● WRITTEN TASK
Wherever the string "across" shows up in a line, count that line. Give the total alone.

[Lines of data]
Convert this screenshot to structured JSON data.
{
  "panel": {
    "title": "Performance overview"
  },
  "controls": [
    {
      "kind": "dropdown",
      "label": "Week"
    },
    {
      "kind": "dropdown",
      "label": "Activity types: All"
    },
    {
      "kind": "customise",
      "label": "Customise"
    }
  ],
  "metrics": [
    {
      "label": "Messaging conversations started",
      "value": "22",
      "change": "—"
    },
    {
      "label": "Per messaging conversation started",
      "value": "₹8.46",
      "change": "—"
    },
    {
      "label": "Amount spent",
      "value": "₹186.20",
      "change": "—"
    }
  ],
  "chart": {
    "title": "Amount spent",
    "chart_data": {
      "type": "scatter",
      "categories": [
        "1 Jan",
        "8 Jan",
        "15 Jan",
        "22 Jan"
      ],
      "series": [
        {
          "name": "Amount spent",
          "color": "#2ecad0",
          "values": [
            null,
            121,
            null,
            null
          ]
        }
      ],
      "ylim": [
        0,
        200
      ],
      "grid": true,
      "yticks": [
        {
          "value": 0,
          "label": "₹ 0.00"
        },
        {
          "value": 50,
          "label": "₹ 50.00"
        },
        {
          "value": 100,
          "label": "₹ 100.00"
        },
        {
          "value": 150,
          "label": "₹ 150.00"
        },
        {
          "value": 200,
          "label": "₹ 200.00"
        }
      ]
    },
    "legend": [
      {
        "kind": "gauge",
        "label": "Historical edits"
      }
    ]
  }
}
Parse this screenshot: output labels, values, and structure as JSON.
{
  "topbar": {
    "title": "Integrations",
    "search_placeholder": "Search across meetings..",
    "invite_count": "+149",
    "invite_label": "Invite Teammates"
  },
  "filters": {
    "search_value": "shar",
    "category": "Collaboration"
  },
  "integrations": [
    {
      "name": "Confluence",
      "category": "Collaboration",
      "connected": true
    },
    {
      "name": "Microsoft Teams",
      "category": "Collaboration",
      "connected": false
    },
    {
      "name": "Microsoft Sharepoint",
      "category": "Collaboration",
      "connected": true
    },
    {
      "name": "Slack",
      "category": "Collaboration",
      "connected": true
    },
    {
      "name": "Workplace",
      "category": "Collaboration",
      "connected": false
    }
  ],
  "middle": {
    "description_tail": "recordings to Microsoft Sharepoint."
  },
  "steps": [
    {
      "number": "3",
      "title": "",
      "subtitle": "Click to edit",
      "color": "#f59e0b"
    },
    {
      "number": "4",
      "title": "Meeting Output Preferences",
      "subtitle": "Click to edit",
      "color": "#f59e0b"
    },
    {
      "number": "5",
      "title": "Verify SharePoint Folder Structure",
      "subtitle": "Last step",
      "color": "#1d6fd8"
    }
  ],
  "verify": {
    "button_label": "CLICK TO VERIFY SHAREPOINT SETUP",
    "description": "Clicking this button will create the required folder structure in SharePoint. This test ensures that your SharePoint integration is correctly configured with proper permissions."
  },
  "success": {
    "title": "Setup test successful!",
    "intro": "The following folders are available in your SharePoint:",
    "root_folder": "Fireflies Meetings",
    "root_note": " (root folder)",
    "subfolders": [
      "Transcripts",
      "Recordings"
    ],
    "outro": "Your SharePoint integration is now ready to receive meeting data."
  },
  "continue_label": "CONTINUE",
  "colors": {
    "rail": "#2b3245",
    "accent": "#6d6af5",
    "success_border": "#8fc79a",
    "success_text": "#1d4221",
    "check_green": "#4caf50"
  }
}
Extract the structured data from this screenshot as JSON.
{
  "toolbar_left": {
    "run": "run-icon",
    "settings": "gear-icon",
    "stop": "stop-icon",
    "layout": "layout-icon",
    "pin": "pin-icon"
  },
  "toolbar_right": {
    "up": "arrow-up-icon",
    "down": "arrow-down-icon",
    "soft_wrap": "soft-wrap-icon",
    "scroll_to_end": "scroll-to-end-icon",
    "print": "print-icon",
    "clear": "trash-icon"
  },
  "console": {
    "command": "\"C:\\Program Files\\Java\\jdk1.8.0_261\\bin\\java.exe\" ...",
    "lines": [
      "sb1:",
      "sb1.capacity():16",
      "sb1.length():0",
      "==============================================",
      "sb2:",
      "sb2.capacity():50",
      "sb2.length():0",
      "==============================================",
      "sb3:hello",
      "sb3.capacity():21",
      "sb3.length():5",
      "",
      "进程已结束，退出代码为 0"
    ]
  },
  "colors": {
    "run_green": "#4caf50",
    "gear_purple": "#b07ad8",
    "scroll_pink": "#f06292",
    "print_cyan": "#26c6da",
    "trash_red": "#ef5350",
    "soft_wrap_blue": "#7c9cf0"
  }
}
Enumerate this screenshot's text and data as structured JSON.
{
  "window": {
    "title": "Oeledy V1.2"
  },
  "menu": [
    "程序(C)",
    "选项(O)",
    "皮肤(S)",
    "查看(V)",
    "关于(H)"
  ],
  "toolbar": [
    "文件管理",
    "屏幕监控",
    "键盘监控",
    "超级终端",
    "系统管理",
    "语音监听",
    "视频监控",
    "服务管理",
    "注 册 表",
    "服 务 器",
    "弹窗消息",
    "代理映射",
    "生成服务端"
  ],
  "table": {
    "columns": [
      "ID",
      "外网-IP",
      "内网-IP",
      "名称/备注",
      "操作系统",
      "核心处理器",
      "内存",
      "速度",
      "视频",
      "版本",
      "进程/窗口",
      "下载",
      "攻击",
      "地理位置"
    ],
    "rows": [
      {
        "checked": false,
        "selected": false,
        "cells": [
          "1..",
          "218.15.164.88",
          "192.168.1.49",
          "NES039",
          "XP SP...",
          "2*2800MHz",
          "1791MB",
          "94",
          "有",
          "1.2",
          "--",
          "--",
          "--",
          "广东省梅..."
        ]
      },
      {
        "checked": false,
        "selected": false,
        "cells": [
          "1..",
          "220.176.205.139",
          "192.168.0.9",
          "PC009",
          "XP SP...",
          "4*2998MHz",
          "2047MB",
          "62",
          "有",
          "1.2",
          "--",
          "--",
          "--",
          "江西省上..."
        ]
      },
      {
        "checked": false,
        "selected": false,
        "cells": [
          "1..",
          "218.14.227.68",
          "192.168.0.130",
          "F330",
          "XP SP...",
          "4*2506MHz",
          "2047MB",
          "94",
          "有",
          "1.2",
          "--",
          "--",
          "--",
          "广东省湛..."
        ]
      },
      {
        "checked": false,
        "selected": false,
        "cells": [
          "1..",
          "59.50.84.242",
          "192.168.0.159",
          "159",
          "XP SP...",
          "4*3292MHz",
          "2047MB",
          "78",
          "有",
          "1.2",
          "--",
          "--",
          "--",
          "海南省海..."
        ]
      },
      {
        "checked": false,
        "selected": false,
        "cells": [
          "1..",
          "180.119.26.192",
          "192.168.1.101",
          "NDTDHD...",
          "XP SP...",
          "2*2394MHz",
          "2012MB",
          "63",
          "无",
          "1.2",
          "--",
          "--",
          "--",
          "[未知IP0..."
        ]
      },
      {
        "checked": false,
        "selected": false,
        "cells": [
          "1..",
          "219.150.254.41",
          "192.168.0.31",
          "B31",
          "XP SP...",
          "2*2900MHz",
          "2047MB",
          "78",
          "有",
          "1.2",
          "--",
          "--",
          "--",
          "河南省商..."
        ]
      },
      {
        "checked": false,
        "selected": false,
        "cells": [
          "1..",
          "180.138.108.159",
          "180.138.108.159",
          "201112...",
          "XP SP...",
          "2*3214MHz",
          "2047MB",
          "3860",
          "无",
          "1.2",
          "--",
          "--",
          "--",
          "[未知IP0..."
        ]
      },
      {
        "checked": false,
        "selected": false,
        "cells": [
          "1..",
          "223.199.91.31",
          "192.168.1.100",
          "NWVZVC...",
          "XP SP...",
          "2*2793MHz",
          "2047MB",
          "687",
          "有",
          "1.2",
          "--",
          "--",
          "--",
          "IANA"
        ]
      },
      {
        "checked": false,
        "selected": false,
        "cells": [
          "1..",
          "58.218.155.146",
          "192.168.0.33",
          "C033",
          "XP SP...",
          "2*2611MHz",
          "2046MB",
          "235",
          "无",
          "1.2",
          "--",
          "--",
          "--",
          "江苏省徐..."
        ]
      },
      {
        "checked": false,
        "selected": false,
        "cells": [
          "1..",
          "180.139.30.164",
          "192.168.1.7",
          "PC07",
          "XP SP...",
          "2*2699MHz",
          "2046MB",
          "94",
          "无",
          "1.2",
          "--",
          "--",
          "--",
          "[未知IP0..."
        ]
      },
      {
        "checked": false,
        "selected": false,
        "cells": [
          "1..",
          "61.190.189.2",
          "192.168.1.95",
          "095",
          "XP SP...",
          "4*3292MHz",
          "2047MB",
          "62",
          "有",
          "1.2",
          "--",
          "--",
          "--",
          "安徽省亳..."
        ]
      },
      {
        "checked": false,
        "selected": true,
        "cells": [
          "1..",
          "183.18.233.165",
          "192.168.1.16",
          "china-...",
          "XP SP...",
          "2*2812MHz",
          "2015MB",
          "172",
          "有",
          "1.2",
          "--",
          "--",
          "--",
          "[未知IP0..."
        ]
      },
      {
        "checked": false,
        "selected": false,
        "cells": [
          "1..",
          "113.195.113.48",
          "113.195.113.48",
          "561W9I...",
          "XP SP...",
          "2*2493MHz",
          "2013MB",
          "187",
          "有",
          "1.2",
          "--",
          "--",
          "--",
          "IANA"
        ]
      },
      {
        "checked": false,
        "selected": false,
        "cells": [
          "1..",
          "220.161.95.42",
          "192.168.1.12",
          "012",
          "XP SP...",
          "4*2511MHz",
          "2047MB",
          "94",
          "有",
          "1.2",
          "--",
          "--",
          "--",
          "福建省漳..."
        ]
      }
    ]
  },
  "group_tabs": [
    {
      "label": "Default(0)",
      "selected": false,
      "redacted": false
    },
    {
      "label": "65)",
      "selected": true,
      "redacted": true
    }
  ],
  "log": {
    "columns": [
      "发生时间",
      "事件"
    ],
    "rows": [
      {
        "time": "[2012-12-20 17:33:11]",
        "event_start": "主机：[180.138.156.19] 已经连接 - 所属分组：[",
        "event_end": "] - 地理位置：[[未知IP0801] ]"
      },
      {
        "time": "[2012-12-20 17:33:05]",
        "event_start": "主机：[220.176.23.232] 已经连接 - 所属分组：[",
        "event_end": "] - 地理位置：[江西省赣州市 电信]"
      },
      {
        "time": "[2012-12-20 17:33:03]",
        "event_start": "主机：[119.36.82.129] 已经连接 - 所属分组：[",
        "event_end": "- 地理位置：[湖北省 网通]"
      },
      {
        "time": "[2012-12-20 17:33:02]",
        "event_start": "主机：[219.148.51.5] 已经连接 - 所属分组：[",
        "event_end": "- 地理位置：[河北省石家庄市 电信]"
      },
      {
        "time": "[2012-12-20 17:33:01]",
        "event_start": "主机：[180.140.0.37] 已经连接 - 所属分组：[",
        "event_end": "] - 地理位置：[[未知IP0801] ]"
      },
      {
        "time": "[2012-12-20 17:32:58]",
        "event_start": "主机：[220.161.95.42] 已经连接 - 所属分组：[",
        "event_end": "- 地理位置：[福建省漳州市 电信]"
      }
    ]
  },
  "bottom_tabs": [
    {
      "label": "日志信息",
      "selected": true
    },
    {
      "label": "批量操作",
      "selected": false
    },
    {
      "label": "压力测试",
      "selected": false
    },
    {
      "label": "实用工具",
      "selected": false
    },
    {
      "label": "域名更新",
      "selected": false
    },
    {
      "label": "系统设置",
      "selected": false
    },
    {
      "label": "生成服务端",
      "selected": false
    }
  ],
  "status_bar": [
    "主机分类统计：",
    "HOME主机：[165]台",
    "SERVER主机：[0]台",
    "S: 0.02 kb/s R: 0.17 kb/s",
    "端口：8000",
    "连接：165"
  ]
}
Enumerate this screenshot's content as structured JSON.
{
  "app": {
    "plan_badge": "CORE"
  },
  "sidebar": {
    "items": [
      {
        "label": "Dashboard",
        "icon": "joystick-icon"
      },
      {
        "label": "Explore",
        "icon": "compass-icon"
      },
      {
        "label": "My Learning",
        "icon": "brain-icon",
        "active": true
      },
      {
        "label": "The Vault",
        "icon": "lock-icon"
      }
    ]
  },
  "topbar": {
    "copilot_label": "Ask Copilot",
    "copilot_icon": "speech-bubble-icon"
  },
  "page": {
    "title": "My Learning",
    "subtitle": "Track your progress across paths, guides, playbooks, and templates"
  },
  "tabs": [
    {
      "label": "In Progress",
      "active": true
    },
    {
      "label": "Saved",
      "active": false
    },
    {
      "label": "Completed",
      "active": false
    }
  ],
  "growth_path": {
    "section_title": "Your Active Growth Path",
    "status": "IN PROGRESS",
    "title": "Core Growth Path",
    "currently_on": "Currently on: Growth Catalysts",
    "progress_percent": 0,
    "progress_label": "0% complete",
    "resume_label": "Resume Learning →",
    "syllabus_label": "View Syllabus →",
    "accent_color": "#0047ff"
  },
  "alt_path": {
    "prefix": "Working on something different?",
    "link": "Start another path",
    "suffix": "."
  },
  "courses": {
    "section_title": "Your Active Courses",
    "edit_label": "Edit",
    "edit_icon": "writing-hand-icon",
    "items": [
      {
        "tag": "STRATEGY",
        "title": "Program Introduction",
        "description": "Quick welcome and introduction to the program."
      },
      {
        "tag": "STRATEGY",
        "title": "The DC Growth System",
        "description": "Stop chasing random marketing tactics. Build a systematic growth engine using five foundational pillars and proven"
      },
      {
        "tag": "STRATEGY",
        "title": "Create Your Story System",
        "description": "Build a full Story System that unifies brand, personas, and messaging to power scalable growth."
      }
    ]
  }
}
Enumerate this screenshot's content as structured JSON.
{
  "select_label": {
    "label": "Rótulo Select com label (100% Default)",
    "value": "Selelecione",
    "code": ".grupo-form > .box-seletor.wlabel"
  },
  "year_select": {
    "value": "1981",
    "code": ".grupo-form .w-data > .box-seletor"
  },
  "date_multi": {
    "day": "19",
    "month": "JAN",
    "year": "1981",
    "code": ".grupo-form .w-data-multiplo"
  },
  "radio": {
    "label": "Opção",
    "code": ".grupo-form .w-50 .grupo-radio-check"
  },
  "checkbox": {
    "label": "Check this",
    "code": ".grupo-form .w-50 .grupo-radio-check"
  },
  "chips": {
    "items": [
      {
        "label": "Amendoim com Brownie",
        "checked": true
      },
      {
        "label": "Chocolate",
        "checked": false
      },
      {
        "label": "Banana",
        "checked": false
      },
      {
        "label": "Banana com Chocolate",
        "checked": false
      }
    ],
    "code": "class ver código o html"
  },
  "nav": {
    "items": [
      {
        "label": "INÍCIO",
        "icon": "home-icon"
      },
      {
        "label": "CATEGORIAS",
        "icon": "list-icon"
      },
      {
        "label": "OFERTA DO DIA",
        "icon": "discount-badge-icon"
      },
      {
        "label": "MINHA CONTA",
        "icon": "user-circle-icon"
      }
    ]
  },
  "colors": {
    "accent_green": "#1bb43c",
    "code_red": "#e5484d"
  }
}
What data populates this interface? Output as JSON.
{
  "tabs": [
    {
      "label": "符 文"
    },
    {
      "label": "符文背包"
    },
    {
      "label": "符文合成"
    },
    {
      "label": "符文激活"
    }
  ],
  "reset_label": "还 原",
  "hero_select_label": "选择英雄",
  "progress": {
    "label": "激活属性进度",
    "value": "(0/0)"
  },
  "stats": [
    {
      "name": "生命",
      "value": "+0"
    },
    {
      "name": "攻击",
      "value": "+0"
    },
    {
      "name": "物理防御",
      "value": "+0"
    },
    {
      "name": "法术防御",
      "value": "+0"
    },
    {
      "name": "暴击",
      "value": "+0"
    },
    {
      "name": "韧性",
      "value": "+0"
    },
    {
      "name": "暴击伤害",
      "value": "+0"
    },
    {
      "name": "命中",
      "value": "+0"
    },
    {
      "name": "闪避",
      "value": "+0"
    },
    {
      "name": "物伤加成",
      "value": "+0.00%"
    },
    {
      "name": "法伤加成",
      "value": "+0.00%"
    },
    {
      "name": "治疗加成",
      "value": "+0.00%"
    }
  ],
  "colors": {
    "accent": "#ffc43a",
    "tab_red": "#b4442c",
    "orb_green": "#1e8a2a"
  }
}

● SOLVED EXERCISE
2